» **Written instruction**
Turn the lines from the one containing "Text: Canada" through the one containing "57, 151, 71]", both included, into a Markdown table with a No. column numbering each row and a Line column holding the line, leaving out blank lines.

Layout region entries:
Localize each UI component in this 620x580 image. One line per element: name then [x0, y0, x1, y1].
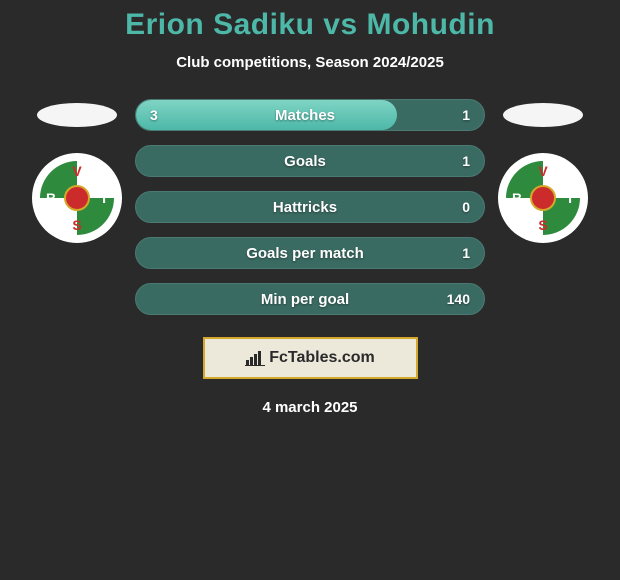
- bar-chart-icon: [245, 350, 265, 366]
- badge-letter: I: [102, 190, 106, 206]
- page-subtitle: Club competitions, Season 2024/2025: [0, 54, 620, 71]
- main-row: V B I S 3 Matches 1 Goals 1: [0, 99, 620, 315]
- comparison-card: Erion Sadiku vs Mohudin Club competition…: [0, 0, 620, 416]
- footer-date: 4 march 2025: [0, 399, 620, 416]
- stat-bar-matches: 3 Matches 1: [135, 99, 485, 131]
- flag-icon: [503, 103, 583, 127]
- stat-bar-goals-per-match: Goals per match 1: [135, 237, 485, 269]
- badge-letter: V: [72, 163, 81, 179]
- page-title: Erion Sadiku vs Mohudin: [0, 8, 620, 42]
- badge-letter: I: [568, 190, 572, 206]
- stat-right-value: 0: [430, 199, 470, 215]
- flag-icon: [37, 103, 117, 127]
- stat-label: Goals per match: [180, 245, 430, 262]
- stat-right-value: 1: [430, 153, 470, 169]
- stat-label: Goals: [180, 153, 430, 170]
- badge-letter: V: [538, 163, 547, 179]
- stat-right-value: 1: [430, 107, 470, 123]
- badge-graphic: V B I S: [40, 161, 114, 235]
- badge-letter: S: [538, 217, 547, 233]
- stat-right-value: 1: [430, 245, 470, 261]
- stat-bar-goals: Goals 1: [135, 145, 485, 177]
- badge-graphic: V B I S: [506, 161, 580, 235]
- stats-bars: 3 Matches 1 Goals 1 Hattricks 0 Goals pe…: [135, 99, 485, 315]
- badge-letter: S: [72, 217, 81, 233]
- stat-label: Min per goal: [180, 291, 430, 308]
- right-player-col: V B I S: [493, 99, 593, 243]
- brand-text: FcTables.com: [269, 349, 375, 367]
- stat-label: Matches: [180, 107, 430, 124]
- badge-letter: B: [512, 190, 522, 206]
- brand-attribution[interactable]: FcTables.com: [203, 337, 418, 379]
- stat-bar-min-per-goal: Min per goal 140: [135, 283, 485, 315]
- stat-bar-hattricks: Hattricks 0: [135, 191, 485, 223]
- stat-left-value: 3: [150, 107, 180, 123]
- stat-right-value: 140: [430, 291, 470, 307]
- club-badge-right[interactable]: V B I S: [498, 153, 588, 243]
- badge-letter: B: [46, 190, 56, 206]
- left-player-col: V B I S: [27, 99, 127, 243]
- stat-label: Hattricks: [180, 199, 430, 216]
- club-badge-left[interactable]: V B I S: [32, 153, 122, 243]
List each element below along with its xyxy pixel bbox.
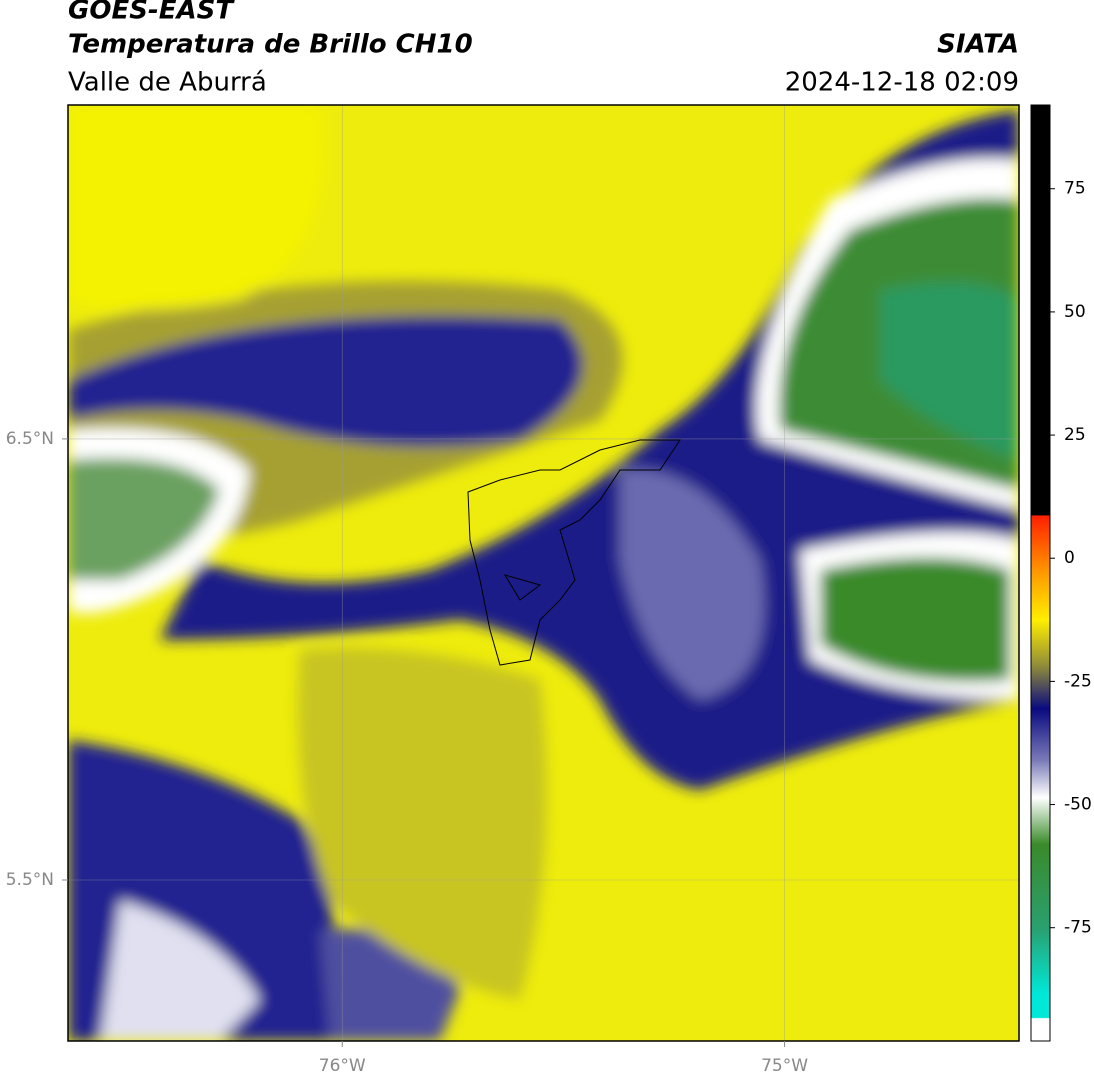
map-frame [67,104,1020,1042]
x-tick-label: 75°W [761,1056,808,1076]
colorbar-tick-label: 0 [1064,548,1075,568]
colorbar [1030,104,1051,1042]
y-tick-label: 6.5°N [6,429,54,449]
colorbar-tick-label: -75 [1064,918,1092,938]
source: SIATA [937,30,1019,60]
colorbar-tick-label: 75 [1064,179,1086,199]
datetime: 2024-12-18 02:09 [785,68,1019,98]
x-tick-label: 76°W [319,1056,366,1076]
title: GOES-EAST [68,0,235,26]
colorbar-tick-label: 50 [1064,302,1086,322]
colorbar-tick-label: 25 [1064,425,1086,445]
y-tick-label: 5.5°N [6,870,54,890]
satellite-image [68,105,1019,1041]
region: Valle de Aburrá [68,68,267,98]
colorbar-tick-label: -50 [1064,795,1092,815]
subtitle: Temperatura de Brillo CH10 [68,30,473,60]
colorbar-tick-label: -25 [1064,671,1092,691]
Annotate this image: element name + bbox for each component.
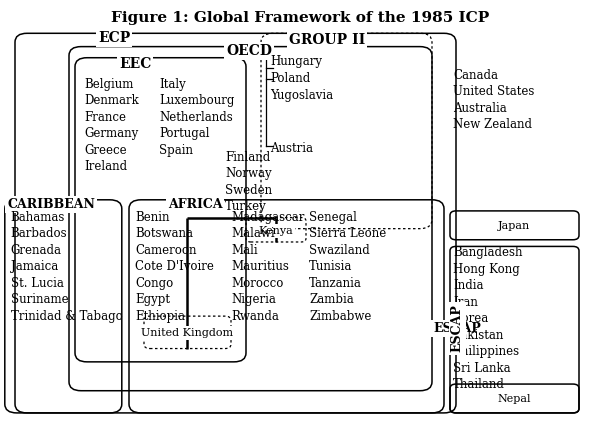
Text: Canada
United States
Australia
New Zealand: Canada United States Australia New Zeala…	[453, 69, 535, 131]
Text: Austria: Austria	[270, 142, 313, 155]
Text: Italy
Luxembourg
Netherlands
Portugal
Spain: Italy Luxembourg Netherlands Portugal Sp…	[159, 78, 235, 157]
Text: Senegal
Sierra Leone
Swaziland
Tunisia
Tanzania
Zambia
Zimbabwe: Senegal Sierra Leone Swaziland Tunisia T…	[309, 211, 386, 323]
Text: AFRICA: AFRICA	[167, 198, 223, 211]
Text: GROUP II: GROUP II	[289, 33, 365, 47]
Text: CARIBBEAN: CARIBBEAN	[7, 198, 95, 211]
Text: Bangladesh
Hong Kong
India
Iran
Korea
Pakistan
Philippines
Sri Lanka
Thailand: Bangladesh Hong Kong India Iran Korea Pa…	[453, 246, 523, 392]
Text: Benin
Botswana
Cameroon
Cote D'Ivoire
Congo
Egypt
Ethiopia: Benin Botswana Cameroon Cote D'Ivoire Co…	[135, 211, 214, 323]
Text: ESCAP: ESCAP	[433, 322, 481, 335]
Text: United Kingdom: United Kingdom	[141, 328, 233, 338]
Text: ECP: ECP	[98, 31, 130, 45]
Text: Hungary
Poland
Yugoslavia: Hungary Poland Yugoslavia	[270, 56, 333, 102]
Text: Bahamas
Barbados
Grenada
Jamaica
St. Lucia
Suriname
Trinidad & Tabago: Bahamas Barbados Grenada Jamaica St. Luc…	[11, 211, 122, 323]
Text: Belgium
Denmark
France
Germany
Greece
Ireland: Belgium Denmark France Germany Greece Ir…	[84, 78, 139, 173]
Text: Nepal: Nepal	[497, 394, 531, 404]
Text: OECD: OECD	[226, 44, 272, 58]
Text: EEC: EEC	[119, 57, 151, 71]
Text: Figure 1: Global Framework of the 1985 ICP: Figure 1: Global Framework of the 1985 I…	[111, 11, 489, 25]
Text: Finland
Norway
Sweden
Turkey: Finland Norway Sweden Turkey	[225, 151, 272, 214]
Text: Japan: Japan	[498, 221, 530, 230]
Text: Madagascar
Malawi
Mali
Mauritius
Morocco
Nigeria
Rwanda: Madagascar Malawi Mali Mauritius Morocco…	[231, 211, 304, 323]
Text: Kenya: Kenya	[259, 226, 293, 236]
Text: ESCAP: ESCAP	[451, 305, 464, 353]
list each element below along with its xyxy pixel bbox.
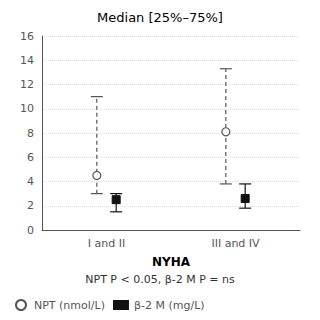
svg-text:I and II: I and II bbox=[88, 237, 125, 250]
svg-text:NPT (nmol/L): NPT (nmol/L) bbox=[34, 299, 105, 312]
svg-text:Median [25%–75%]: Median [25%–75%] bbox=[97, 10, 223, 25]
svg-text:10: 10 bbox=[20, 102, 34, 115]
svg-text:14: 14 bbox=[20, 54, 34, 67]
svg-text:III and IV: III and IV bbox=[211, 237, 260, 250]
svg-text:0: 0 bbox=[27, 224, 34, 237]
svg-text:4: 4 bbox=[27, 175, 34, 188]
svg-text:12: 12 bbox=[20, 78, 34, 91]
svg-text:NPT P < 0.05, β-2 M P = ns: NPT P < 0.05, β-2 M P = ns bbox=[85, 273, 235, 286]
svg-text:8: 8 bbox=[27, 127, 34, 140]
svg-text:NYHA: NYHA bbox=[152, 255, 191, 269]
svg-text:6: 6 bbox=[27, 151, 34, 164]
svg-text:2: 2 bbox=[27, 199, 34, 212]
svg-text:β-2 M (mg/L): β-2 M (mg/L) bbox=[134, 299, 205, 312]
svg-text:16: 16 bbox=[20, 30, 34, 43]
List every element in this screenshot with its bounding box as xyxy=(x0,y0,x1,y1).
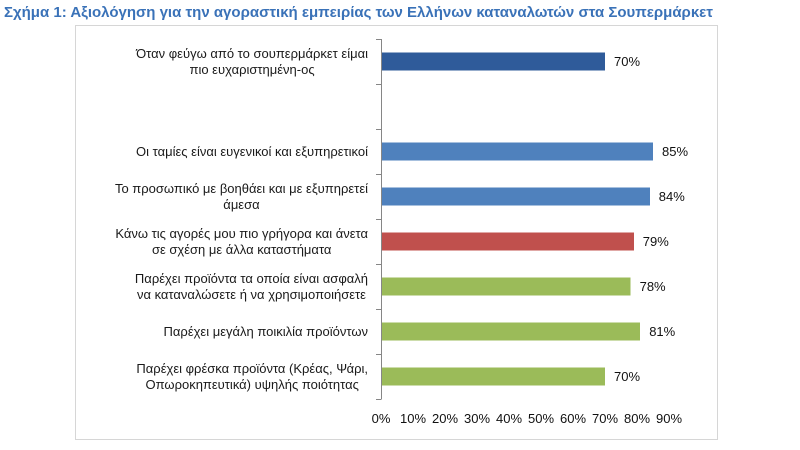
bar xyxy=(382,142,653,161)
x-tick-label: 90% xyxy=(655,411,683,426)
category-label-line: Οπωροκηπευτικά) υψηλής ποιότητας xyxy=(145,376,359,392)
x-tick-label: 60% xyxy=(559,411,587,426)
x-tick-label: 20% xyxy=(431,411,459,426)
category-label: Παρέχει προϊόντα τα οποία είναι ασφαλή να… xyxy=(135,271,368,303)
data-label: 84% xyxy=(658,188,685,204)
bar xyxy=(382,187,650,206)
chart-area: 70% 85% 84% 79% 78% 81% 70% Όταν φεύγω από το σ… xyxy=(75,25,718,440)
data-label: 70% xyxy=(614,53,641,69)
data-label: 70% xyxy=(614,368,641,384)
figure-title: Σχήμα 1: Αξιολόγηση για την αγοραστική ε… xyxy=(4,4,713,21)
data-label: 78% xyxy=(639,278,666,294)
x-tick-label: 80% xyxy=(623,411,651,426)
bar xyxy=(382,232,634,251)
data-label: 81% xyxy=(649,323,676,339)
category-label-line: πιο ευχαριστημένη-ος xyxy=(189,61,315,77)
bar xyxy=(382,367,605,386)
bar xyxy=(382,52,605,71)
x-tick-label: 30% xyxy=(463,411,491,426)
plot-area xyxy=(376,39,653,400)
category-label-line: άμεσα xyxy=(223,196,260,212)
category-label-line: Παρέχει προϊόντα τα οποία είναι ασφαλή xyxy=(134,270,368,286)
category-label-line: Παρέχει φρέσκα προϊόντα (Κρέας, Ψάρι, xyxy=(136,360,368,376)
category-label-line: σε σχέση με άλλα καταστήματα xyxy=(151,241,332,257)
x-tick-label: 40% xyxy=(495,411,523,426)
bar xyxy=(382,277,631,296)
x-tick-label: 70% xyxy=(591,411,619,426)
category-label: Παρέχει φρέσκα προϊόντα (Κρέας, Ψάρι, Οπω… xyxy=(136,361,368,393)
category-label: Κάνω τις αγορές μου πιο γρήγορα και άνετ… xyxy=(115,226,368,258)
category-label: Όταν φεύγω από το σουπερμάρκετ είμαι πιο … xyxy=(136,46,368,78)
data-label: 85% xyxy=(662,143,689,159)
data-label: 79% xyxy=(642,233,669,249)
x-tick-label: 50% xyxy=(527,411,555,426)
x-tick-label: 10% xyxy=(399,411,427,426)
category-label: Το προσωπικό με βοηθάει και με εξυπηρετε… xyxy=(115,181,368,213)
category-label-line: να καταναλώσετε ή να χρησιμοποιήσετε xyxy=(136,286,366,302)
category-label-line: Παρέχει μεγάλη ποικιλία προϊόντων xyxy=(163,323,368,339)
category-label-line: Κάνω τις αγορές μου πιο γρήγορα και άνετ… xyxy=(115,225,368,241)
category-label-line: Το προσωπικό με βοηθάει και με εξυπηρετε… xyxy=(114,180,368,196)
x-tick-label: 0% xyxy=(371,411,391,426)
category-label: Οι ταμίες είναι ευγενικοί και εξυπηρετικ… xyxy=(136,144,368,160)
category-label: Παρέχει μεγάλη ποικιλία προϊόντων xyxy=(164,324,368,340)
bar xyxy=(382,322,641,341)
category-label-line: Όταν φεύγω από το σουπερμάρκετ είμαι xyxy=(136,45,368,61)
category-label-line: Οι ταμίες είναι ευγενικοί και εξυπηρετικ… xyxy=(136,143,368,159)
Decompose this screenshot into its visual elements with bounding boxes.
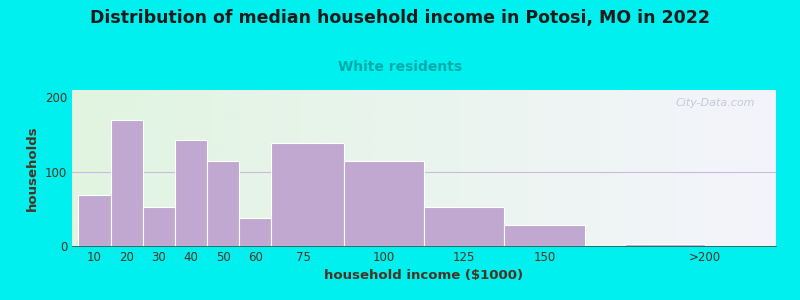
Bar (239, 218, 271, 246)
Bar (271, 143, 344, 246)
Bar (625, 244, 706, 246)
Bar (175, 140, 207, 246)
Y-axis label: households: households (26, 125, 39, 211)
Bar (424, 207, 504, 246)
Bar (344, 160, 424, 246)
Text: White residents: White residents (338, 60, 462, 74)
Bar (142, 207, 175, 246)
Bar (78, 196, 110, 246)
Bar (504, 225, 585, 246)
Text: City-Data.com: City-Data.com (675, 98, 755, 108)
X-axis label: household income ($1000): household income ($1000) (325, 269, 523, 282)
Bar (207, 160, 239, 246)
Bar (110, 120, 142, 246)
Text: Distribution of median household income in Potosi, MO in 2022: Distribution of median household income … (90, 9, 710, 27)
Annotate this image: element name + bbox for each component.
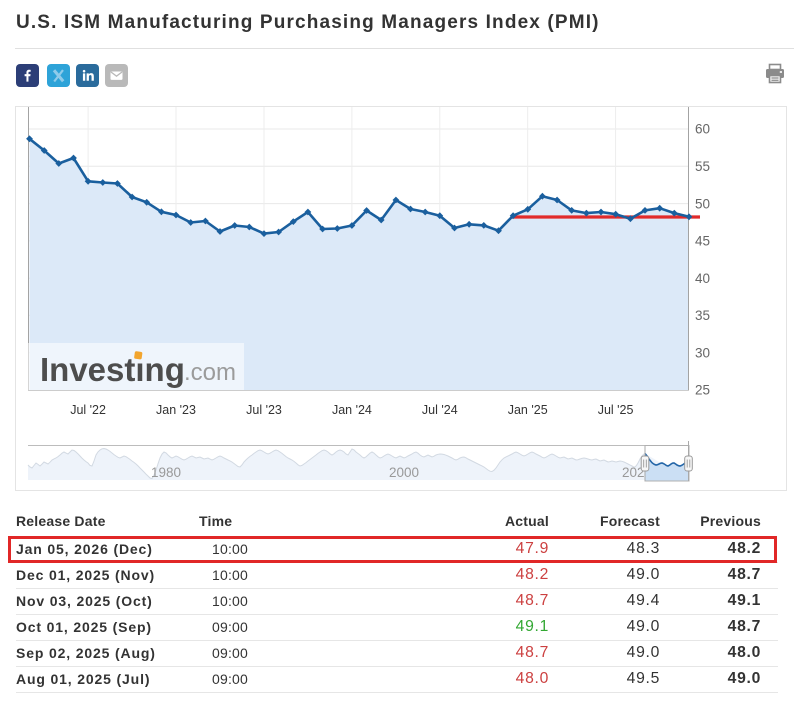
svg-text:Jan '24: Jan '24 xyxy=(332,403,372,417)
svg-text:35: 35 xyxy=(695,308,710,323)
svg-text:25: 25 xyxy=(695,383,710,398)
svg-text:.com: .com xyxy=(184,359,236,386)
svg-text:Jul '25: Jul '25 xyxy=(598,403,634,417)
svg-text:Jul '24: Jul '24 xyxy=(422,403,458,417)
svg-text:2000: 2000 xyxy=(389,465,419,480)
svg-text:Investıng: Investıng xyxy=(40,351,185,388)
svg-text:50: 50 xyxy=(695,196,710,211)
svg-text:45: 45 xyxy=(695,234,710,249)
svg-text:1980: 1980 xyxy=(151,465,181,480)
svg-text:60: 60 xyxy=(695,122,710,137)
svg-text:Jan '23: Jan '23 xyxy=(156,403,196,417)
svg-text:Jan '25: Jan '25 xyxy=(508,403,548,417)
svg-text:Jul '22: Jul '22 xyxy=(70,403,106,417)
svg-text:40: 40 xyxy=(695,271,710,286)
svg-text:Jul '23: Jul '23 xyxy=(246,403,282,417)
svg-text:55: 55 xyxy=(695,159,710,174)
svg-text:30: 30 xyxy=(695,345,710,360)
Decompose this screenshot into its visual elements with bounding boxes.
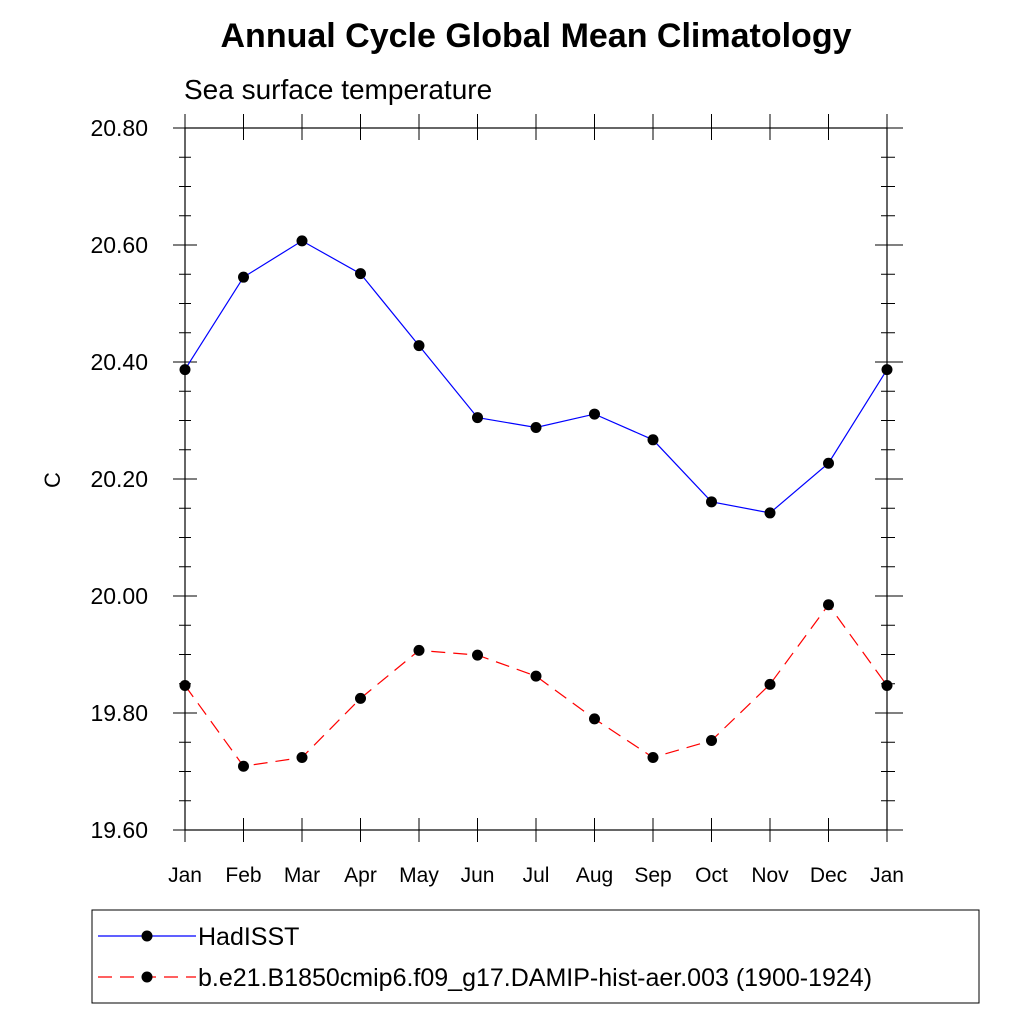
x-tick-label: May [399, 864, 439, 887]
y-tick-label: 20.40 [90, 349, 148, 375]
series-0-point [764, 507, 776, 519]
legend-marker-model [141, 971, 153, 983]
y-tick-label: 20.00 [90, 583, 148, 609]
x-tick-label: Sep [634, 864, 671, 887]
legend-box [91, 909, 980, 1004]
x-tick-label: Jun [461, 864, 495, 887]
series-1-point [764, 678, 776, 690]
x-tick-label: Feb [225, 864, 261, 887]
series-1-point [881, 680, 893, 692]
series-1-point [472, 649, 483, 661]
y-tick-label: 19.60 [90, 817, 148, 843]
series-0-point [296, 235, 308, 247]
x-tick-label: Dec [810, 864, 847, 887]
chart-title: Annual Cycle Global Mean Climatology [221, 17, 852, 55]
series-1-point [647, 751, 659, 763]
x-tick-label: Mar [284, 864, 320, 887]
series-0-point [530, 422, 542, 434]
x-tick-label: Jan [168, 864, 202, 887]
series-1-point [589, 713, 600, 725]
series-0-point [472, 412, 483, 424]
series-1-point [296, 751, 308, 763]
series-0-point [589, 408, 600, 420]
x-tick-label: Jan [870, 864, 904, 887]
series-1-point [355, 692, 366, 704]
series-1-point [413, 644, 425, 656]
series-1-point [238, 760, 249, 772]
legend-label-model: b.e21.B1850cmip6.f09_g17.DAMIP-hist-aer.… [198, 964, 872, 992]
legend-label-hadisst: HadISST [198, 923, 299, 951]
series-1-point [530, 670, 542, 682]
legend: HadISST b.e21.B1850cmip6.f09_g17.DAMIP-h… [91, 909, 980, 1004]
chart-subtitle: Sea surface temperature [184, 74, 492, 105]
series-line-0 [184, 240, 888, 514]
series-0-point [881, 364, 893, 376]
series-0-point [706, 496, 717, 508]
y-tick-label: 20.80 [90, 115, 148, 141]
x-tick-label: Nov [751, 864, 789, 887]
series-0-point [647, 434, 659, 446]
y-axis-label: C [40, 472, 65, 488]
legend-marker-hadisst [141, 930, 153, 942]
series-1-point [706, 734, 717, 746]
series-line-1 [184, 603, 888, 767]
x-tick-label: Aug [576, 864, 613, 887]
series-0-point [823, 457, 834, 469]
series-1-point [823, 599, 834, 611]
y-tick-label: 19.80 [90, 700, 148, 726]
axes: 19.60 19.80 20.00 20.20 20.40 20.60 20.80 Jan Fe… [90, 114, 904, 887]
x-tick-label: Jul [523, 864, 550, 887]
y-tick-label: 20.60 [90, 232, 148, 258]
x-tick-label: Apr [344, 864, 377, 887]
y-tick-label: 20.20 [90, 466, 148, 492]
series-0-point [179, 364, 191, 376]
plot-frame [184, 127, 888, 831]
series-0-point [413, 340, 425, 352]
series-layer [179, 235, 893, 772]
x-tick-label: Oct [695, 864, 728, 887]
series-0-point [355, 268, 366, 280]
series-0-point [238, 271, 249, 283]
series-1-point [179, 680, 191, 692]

» **Solution**
| No. | Line |
|---|---|
| 1 | Text: Canada |
| 2 | United States |
| 3 | Australia |
| 4 | New Zealand: Canada United States Australia New Zeala…	[453, 69, 535, 131] |
| 5 | Text: Austria: Austria	[270, 142, 313, 155] |
| 6 | Text: Italy |
| 7 | Luxembourg |
| 8 | Netherlands |
| 9 | Portugal |
| 10 | Spain: Italy Luxembourg Netherlands Portugal Sp…	[159, 78, 235, 157] |
| 11 | Text: Senegal |
| 12 | Sierra Leone |
| 13 | Swaziland |
| 14 | Tunisia |
| 15 | Tanzania |
| 16 | Zambia |
| 17 | Zimbabwe: Senegal Sierra Leone Swaziland Tunisia T…	[309, 211, 386, 323] |
| 18 | Text: AFRICA: AFRICA	[167, 198, 223, 211] |
| 19 | Text: GROUP II: GROUP II	[289, 33, 365, 47] |
| 20 | Text: CARIBBEAN: CARIBBEAN	[7, 198, 95, 211] |
| 21 | Text: Bangladesh |
| 22 | Hong Kong |
| 23 | India |
| 24 | Iran |
| 25 | Korea |
| 26 | Pakistan |
| 27 | Philippines |
| 28 | Sri Lanka |
| 29 | Thailand: Bangladesh Hong Kong India Iran Korea Pa…	[453, 246, 523, 392] |
| 30 | Text: Benin |
| 31 | Botswana |
| 32 | Cameroon |
| 33 | Cote D'Ivoire |
| 34 | Congo |
| 35 | Egypt |
| 36 | Ethiopia: Benin Botswana Cameroon Cote D'Ivoire Co…	[135, 211, 214, 323] |
| 37 | Text: ESCAP: ESCAP	[433, 322, 481, 335] |
| 38 | Text: United Kingdom: United Kingdom	[141, 328, 233, 338] |
| 39 | Text: ECP: ECP	[98, 31, 130, 45] |
| 40 | Text: Hungary |
| 41 | Poland |
| 42 | Yugoslavia: Hungary Poland Yugoslavia	[270, 56, 333, 102] |
| 43 | Text: Bahamas |
| 44 | Barbados |
| 45 | Grenada |
| 46 | Jamaica |
| 47 | St. Lucia |
| 48 | Suriname |
| 49 | Trinidad & Tabago: Bahamas Barbados Grenada Jamaica St. Luc…	[11, 211, 122, 323] |
| 50 | Text: Belgium |
| 51 | Denmark |
| 52 | France |
| 53 | Germany |
| 54 | Greece |
| 55 | Ireland: Belgium Denmark France Germany Greece Ir…	[84, 78, 139, 173] |
| 56 | Text: Nepal: Nepal	[497, 394, 531, 404] |
| 57 | Text: OECD: OECD	[226, 44, 272, 58] |
| 58 | Text: EEC: EEC	[119, 57, 151, 71] |